--- PROVIDED ENTRIES ---

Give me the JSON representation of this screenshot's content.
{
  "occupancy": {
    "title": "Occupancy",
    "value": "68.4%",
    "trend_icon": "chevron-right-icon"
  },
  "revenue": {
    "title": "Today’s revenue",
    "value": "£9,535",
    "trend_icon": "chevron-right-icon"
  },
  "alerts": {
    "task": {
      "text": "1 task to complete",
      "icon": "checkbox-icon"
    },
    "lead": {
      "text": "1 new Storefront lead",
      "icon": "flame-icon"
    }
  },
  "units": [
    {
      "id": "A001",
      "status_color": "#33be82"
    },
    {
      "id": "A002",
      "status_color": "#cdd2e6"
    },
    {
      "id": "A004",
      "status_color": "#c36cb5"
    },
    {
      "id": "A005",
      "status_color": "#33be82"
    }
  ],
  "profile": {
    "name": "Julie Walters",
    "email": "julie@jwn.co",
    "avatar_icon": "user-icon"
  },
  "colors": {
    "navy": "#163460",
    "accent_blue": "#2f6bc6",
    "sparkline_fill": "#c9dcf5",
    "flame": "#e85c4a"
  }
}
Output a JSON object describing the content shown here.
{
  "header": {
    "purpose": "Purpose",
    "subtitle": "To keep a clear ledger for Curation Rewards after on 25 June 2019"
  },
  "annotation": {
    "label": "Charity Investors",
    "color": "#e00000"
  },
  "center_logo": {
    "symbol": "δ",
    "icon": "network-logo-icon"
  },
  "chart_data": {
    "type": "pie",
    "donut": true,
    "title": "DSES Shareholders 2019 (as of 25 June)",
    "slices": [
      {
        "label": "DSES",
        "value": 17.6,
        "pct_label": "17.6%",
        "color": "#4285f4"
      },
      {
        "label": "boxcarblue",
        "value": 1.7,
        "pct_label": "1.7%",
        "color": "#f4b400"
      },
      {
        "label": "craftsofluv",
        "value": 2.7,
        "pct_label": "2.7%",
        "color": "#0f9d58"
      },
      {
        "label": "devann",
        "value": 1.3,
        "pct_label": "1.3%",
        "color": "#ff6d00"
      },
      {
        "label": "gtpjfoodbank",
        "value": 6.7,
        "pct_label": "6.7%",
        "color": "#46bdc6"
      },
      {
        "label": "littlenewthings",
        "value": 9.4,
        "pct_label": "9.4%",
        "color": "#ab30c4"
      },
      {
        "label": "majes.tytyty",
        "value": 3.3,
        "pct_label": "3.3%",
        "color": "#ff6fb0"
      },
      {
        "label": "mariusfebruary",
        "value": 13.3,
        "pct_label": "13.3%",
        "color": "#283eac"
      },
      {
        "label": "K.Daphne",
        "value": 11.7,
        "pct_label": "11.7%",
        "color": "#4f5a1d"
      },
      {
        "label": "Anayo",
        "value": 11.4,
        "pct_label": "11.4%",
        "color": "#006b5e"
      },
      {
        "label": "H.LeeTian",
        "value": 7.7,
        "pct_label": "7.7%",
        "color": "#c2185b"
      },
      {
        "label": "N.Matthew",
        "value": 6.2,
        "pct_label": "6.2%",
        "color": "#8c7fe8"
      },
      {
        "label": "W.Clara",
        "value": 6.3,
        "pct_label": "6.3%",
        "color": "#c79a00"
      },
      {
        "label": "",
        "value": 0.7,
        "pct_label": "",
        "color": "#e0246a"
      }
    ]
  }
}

--- REQUEST ---
Copy the material above back out, exactly as written.

--- REPLY TO THE EXERCISE ---
Give me the JSON representation of this screenshot's content.
{
  "occupancy": {
    "title": "Occupancy",
    "value": "68.4%",
    "trend_icon": "chevron-right-icon"
  },
  "revenue": {
    "title": "Today’s revenue",
    "value": "£9,535",
    "trend_icon": "chevron-right-icon"
  },
  "alerts": {
    "task": {
      "text": "1 task to complete",
      "icon": "checkbox-icon"
    },
    "lead": {
      "text": "1 new Storefront lead",
      "icon": "flame-icon"
    }
  },
  "units": [
    {
      "id": "A001",
      "status_color": "#33be82"
    },
    {
      "id": "A002",
      "status_color": "#cdd2e6"
    },
    {
      "id": "A004",
      "status_color": "#c36cb5"
    },
    {
      "id": "A005",
      "status_color": "#33be82"
    }
  ],
  "profile": {
    "name": "Julie Walters",
    "email": "julie@jwn.co",
    "avatar_icon": "user-icon"
  },
  "colors": {
    "navy": "#163460",
    "accent_blue": "#2f6bc6",
    "sparkline_fill": "#c9dcf5",
    "flame": "#e85c4a"
  }
}
Output a JSON object describing the content shown here.
{
  "header": {
    "purpose": "Purpose",
    "subtitle": "To keep a clear ledger for Curation Rewards after on 25 June 2019"
  },
  "annotation": {
    "label": "Charity Investors",
    "color": "#e00000"
  },
  "center_logo": {
    "symbol": "δ",
    "icon": "network-logo-icon"
  },
  "chart_data": {
    "type": "pie",
    "donut": true,
    "title": "DSES Shareholders 2019 (as of 25 June)",
    "slices": [
      {
        "label": "DSES",
        "value": 17.6,
        "pct_label": "17.6%",
        "color": "#4285f4"
      },
      {
        "label": "boxcarblue",
        "value": 1.7,
        "pct_label": "1.7%",
        "color": "#f4b400"
      },
      {
        "label": "craftsofluv",
        "value": 2.7,
        "pct_label": "2.7%",
        "color": "#0f9d58"
      },
      {
        "label": "devann",
        "value": 1.3,
        "pct_label": "1.3%",
        "color": "#ff6d00"
      },
      {
        "label": "gtpjfoodbank",
        "value": 6.7,
        "pct_label": "6.7%",
        "color": "#46bdc6"
      },
      {
        "label": "littlenewthings",
        "value": 9.4,
        "pct_label": "9.4%",
        "color": "#ab30c4"
      },
      {
        "label": "majes.tytyty",
        "value": 3.3,
        "pct_label": "3.3%",
        "color": "#ff6fb0"
      },
      {
        "label": "mariusfebruary",
        "value": 13.3,
        "pct_label": "13.3%",
        "color": "#283eac"
      },
      {
        "label": "K.Daphne",
        "value": 11.7,
        "pct_label": "11.7%",
        "color": "#4f5a1d"
      },
      {
        "label": "Anayo",
        "value": 11.4,
        "pct_label": "11.4%",
        "color": "#006b5e"
      },
      {
        "label": "H.LeeTian",
        "value": 7.7,
        "pct_label": "7.7%",
        "color": "#c2185b"
      },
      {
        "label": "N.Matthew",
        "value": 6.2,
        "pct_label": "6.2%",
        "color": "#8c7fe8"
      },
      {
        "label": "W.Clara",
        "value": 6.3,
        "pct_label": "6.3%",
        "color": "#c79a00"
      },
      {
        "label": "",
        "value": 0.7,
        "pct_label": "",
        "color": "#e0246a"
      }
    ]
  }
}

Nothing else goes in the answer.